= Task =
Copy every entry exactly.

= Supplied material =
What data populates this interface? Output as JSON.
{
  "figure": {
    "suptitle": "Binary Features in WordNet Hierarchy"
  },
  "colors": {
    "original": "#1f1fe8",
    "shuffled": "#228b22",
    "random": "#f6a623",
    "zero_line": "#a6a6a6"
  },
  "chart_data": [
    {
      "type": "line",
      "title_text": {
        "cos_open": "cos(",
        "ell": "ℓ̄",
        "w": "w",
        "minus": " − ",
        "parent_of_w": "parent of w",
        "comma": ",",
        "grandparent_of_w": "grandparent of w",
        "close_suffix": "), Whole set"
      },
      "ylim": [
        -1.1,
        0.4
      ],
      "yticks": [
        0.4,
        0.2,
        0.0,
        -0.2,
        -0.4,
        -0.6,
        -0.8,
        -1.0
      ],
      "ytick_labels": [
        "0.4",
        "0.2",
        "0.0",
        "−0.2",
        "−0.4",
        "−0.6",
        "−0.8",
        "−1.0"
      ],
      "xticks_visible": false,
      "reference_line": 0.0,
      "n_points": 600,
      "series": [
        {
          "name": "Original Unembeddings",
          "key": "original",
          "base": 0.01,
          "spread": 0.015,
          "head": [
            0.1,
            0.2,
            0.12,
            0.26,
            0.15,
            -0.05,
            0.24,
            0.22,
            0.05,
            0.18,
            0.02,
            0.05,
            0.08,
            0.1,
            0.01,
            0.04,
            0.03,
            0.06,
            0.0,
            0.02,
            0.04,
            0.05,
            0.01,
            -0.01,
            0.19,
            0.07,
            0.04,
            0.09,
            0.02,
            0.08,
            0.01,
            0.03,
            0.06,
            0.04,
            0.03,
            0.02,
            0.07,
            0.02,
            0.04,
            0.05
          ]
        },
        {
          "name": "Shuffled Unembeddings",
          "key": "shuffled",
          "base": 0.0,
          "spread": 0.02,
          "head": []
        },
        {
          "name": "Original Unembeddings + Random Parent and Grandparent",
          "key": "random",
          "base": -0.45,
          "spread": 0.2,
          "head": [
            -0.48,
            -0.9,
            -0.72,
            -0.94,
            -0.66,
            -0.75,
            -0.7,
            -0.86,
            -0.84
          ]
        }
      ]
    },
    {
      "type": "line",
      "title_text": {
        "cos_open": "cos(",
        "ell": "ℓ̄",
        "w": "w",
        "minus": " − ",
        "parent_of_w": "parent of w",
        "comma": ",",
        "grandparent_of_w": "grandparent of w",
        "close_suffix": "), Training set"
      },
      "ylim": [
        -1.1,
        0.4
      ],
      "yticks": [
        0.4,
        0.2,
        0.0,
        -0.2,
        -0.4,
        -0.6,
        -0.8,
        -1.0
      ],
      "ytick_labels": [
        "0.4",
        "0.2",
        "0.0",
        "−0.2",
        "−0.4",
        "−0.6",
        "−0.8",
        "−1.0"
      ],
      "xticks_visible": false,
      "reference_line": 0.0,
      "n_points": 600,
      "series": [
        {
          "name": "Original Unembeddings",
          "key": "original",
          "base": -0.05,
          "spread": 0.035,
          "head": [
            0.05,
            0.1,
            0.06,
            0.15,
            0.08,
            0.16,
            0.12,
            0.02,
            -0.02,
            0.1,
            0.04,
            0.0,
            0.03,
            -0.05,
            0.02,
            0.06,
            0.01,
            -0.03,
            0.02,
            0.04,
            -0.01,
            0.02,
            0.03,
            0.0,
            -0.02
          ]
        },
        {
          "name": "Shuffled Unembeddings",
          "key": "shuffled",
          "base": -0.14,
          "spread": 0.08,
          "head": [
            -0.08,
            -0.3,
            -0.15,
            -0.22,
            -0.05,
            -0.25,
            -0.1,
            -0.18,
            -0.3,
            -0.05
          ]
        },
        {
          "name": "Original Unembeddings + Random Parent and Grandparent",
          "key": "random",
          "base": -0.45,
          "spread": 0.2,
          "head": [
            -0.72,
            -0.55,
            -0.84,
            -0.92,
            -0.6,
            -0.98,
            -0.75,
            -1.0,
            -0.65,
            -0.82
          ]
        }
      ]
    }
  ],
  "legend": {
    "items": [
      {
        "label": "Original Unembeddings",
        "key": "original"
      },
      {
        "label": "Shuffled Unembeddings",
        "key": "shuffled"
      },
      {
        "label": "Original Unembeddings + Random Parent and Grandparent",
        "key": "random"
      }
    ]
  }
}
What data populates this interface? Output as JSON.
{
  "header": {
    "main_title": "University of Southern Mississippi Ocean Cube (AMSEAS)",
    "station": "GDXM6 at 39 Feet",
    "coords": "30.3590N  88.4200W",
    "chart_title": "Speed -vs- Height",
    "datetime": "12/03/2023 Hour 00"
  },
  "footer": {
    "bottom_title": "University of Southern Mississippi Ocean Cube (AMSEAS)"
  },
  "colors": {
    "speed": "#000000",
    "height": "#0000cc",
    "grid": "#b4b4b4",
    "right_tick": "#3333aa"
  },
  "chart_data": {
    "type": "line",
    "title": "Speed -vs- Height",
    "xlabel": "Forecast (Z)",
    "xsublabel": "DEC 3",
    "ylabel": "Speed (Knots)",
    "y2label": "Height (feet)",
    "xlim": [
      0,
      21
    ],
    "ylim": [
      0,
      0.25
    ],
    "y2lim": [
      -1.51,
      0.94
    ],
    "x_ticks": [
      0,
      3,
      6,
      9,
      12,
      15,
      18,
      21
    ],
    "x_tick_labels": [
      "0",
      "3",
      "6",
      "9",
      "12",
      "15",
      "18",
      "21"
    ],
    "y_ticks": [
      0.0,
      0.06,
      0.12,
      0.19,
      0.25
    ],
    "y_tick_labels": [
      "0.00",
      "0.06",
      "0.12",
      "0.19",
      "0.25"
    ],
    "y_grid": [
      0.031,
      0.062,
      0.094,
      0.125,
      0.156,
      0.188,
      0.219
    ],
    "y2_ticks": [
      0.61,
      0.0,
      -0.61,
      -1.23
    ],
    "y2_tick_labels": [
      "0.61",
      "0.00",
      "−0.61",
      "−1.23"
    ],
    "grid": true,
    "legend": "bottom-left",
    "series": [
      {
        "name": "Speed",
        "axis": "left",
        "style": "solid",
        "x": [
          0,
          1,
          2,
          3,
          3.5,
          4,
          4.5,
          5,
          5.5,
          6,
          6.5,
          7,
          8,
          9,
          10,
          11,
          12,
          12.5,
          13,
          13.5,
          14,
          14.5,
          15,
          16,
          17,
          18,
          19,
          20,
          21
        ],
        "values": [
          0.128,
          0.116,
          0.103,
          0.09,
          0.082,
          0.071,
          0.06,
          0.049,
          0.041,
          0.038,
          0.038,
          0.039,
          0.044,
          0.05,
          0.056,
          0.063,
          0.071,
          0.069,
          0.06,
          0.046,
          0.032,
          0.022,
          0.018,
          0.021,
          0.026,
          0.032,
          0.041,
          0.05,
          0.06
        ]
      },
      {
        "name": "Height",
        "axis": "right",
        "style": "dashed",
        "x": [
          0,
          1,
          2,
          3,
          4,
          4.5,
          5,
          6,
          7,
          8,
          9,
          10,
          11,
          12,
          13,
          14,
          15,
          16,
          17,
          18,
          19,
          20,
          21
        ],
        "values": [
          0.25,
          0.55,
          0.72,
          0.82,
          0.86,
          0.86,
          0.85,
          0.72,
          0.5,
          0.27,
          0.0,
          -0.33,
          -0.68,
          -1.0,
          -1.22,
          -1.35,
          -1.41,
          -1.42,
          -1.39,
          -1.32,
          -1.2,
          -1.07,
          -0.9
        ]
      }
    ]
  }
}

= Solution to this task =
What data populates this interface? Output as JSON.
{
  "figure": {
    "suptitle": "Binary Features in WordNet Hierarchy"
  },
  "colors": {
    "original": "#1f1fe8",
    "shuffled": "#228b22",
    "random": "#f6a623",
    "zero_line": "#a6a6a6"
  },
  "chart_data": [
    {
      "type": "line",
      "title_text": {
        "cos_open": "cos(",
        "ell": "ℓ̄",
        "w": "w",
        "minus": " − ",
        "parent_of_w": "parent of w",
        "comma": ",",
        "grandparent_of_w": "grandparent of w",
        "close_suffix": "), Whole set"
      },
      "ylim": [
        -1.1,
        0.4
      ],
      "yticks": [
        0.4,
        0.2,
        0.0,
        -0.2,
        -0.4,
        -0.6,
        -0.8,
        -1.0
      ],
      "ytick_labels": [
        "0.4",
        "0.2",
        "0.0",
        "−0.2",
        "−0.4",
        "−0.6",
        "−0.8",
        "−1.0"
      ],
      "xticks_visible": false,
      "reference_line": 0.0,
      "n_points": 600,
      "series": [
        {
          "name": "Original Unembeddings",
          "key": "original",
          "base": 0.01,
          "spread": 0.015,
          "head": [
            0.1,
            0.2,
            0.12,
            0.26,
            0.15,
            -0.05,
            0.24,
            0.22,
            0.05,
            0.18,
            0.02,
            0.05,
            0.08,
            0.1,
            0.01,
            0.04,
            0.03,
            0.06,
            0.0,
            0.02,
            0.04,
            0.05,
            0.01,
            -0.01,
            0.19,
            0.07,
            0.04,
            0.09,
            0.02,
            0.08,
            0.01,
            0.03,
            0.06,
            0.04,
            0.03,
            0.02,
            0.07,
            0.02,
            0.04,
            0.05
          ]
        },
        {
          "name": "Shuffled Unembeddings",
          "key": "shuffled",
          "base": 0.0,
          "spread": 0.02,
          "head": []
        },
        {
          "name": "Original Unembeddings + Random Parent and Grandparent",
          "key": "random",
          "base": -0.45,
          "spread": 0.2,
          "head": [
            -0.48,
            -0.9,
            -0.72,
            -0.94,
            -0.66,
            -0.75,
            -0.7,
            -0.86,
            -0.84
          ]
        }
      ]
    },
    {
      "type": "line",
      "title_text": {
        "cos_open": "cos(",
        "ell": "ℓ̄",
        "w": "w",
        "minus": " − ",
        "parent_of_w": "parent of w",
        "comma": ",",
        "grandparent_of_w": "grandparent of w",
        "close_suffix": "), Training set"
      },
      "ylim": [
        -1.1,
        0.4
      ],
      "yticks": [
        0.4,
        0.2,
        0.0,
        -0.2,
        -0.4,
        -0.6,
        -0.8,
        -1.0
      ],
      "ytick_labels": [
        "0.4",
        "0.2",
        "0.0",
        "−0.2",
        "−0.4",
        "−0.6",
        "−0.8",
        "−1.0"
      ],
      "xticks_visible": false,
      "reference_line": 0.0,
      "n_points": 600,
      "series": [
        {
          "name": "Original Unembeddings",
          "key": "original",
          "base": -0.05,
          "spread": 0.035,
          "head": [
            0.05,
            0.1,
            0.06,
            0.15,
            0.08,
            0.16,
            0.12,
            0.02,
            -0.02,
            0.1,
            0.04,
            0.0,
            0.03,
            -0.05,
            0.02,
            0.06,
            0.01,
            -0.03,
            0.02,
            0.04,
            -0.01,
            0.02,
            0.03,
            0.0,
            -0.02
          ]
        },
        {
          "name": "Shuffled Unembeddings",
          "key": "shuffled",
          "base": -0.14,
          "spread": 0.08,
          "head": [
            -0.08,
            -0.3,
            -0.15,
            -0.22,
            -0.05,
            -0.25,
            -0.1,
            -0.18,
            -0.3,
            -0.05
          ]
        },
        {
          "name": "Original Unembeddings + Random Parent and Grandparent",
          "key": "random",
          "base": -0.45,
          "spread": 0.2,
          "head": [
            -0.72,
            -0.55,
            -0.84,
            -0.92,
            -0.6,
            -0.98,
            -0.75,
            -1.0,
            -0.65,
            -0.82
          ]
        }
      ]
    }
  ],
  "legend": {
    "items": [
      {
        "label": "Original Unembeddings",
        "key": "original"
      },
      {
        "label": "Shuffled Unembeddings",
        "key": "shuffled"
      },
      {
        "label": "Original Unembeddings + Random Parent and Grandparent",
        "key": "random"
      }
    ]
  }
}
What data populates this interface? Output as JSON.
{
  "header": {
    "main_title": "University of Southern Mississippi Ocean Cube (AMSEAS)",
    "station": "GDXM6 at 39 Feet",
    "coords": "30.3590N  88.4200W",
    "chart_title": "Speed -vs- Height",
    "datetime": "12/03/2023 Hour 00"
  },
  "footer": {
    "bottom_title": "University of Southern Mississippi Ocean Cube (AMSEAS)"
  },
  "colors": {
    "speed": "#000000",
    "height": "#0000cc",
    "grid": "#b4b4b4",
    "right_tick": "#3333aa"
  },
  "chart_data": {
    "type": "line",
    "title": "Speed -vs- Height",
    "xlabel": "Forecast (Z)",
    "xsublabel": "DEC 3",
    "ylabel": "Speed (Knots)",
    "y2label": "Height (feet)",
    "xlim": [
      0,
      21
    ],
    "ylim": [
      0,
      0.25
    ],
    "y2lim": [
      -1.51,
      0.94
    ],
    "x_ticks": [
      0,
      3,
      6,
      9,
      12,
      15,
      18,
      21
    ],
    "x_tick_labels": [
      "0",
      "3",
      "6",
      "9",
      "12",
      "15",
      "18",
      "21"
    ],
    "y_ticks": [
      0.0,
      0.06,
      0.12,
      0.19,
      0.25
    ],
    "y_tick_labels": [
      "0.00",
      "0.06",
      "0.12",
      "0.19",
      "0.25"
    ],
    "y_grid": [
      0.031,
      0.062,
      0.094,
      0.125,
      0.156,
      0.188,
      0.219
    ],
    "y2_ticks": [
      0.61,
      0.0,
      -0.61,
      -1.23
    ],
    "y2_tick_labels": [
      "0.61",
      "0.00",
      "−0.61",
      "−1.23"
    ],
    "grid": true,
    "legend": "bottom-left",
    "series": [
      {
        "name": "Speed",
        "axis": "left",
        "style": "solid",
        "x": [
          0,
          1,
          2,
          3,
          3.5,
          4,
          4.5,
          5,
          5.5,
          6,
          6.5,
          7,
          8,
          9,
          10,
          11,
          12,
          12.5,
          13,
          13.5,
          14,
          14.5,
          15,
          16,
          17,
          18,
          19,
          20,
          21
        ],
        "values": [
          0.128,
          0.116,
          0.103,
          0.09,
          0.082,
          0.071,
          0.06,
          0.049,
          0.041,
          0.038,
          0.038,
          0.039,
          0.044,
          0.05,
          0.056,
          0.063,
          0.071,
          0.069,
          0.06,
          0.046,
          0.032,
          0.022,
          0.018,
          0.021,
          0.026,
          0.032,
          0.041,
          0.05,
          0.06
        ]
      },
      {
        "name": "Height",
        "axis": "right",
        "style": "dashed",
        "x": [
          0,
          1,
          2,
          3,
          4,
          4.5,
          5,
          6,
          7,
          8,
          9,
          10,
          11,
          12,
          13,
          14,
          15,
          16,
          17,
          18,
          19,
          20,
          21
        ],
        "values": [
          0.25,
          0.55,
          0.72,
          0.82,
          0.86,
          0.86,
          0.85,
          0.72,
          0.5,
          0.27,
          0.0,
          -0.33,
          -0.68,
          -1.0,
          -1.22,
          -1.35,
          -1.41,
          -1.42,
          -1.39,
          -1.32,
          -1.2,
          -1.07,
          -0.9
        ]
      }
    ]
  }
}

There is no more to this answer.